### [Task]
Without the pictures, give the entries below again exactly as written.

** START Stored records **

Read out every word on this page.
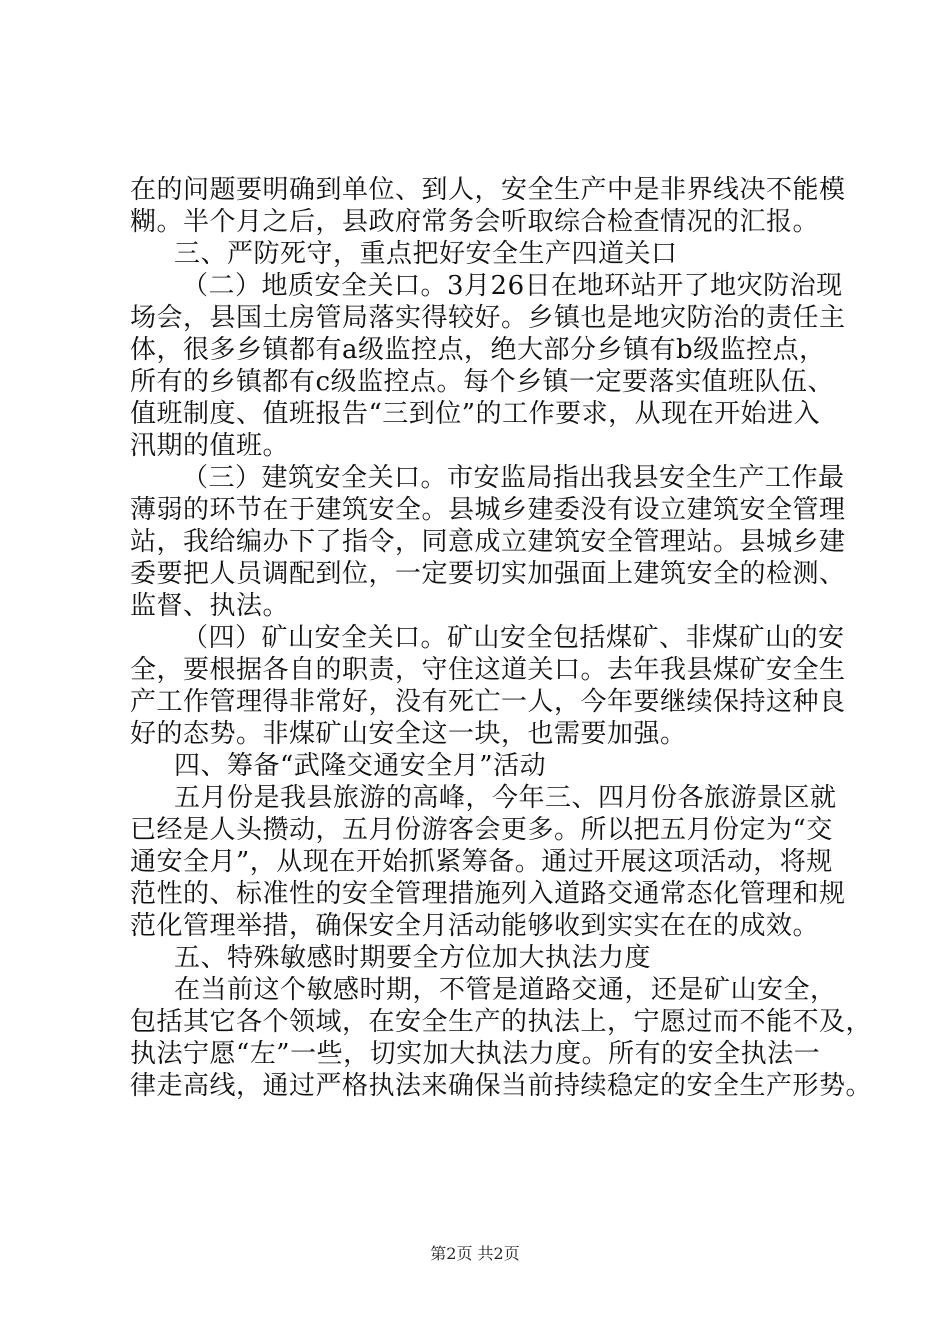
在的问题要明确到单位、到人，安全生产中是非界线决不能模

糊。半个月之后，县政府常务会听取综合检查情况的汇报。

三、严防死守，重点把好安全生产四道关口

（二）地质安全关口。3月26日在地环站开了地灾防治现

场会，县国土房管局落实得较好。乡镇也是地灾防治的责任主

体，很多乡镇都有a级监控点，绝大部分乡镇有b级监控点，

所有的乡镇都有c级监控点。每个乡镇一定要落实值班队伍、

值班制度、值班报告“三到位”的工作要求，从现在开始进入

汛期的值班。

（三）建筑安全关口。市安监局指出我县安全生产工作最

薄弱的环节在于建筑安全。县城乡建委没有设立建筑安全管理

站，我给编办下了指令，同意成立建筑安全管理站。县城乡建

委要把人员调配到位，一定要切实加强面上建筑安全的检测、

监督、执法。

（四）矿山安全关口。矿山安全包括煤矿、非煤矿山的安

全，要根据各自的职责，守住这道关口。去年我县煤矿安全生

产工作管理得非常好，没有死亡一人，今年要继续保持这种良

好的态势。非煤矿山安全这一块，也需要加强。

四、筹备“武隆交通安全月”活动

五月份是我县旅游的高峰，今年三、四月份各旅游景区就

已经是人头攒动，五月份游客会更多。所以把五月份定为“交

通安全月”，从现在开始抓紧筹备。通过开展这项活动，将规

范性的、标准性的安全管理措施列入道路交通常态化管理和规

范化管理举措，确保安全月活动能够收到实实在在的成效。

五、特殊敏感时期要全方位加大执法力度

在当前这个敏感时期，不管是道路交通，还是矿山安全，

包括其它各个领域，在安全生产的执法上，宁愿过而不能不及，

执法宁愿“左”一些，切实加大执法力度。所有的安全执法一

律走高线，通过严格执法来确保当前持续稳定的安全生产形势。

第2页 共2页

** END Stored records **

### [Answer to the task]
Read out every word on this page.
在的问题要明确到单位、到人，安全生产中是非界线决不能模

糊。半个月之后，县政府常务会听取综合检查情况的汇报。

三、严防死守，重点把好安全生产四道关口

（二）地质安全关口。3月26日在地环站开了地灾防治现

场会，县国土房管局落实得较好。乡镇也是地灾防治的责任主

体，很多乡镇都有a级监控点，绝大部分乡镇有b级监控点，

所有的乡镇都有c级监控点。每个乡镇一定要落实值班队伍、

值班制度、值班报告“三到位”的工作要求，从现在开始进入

汛期的值班。

（三）建筑安全关口。市安监局指出我县安全生产工作最

薄弱的环节在于建筑安全。县城乡建委没有设立建筑安全管理

站，我给编办下了指令，同意成立建筑安全管理站。县城乡建

委要把人员调配到位，一定要切实加强面上建筑安全的检测、

监督、执法。

（四）矿山安全关口。矿山安全包括煤矿、非煤矿山的安

全，要根据各自的职责，守住这道关口。去年我县煤矿安全生

产工作管理得非常好，没有死亡一人，今年要继续保持这种良

好的态势。非煤矿山安全这一块，也需要加强。

四、筹备“武隆交通安全月”活动

五月份是我县旅游的高峰，今年三、四月份各旅游景区就

已经是人头攒动，五月份游客会更多。所以把五月份定为“交

通安全月”，从现在开始抓紧筹备。通过开展这项活动，将规

范性的、标准性的安全管理措施列入道路交通常态化管理和规

范化管理举措，确保安全月活动能够收到实实在在的成效。

五、特殊敏感时期要全方位加大执法力度

在当前这个敏感时期，不管是道路交通，还是矿山安全，

包括其它各个领域，在安全生产的执法上，宁愿过而不能不及，

执法宁愿“左”一些，切实加大执法力度。所有的安全执法一

律走高线，通过严格执法来确保当前持续稳定的安全生产形势。

第2页 共2页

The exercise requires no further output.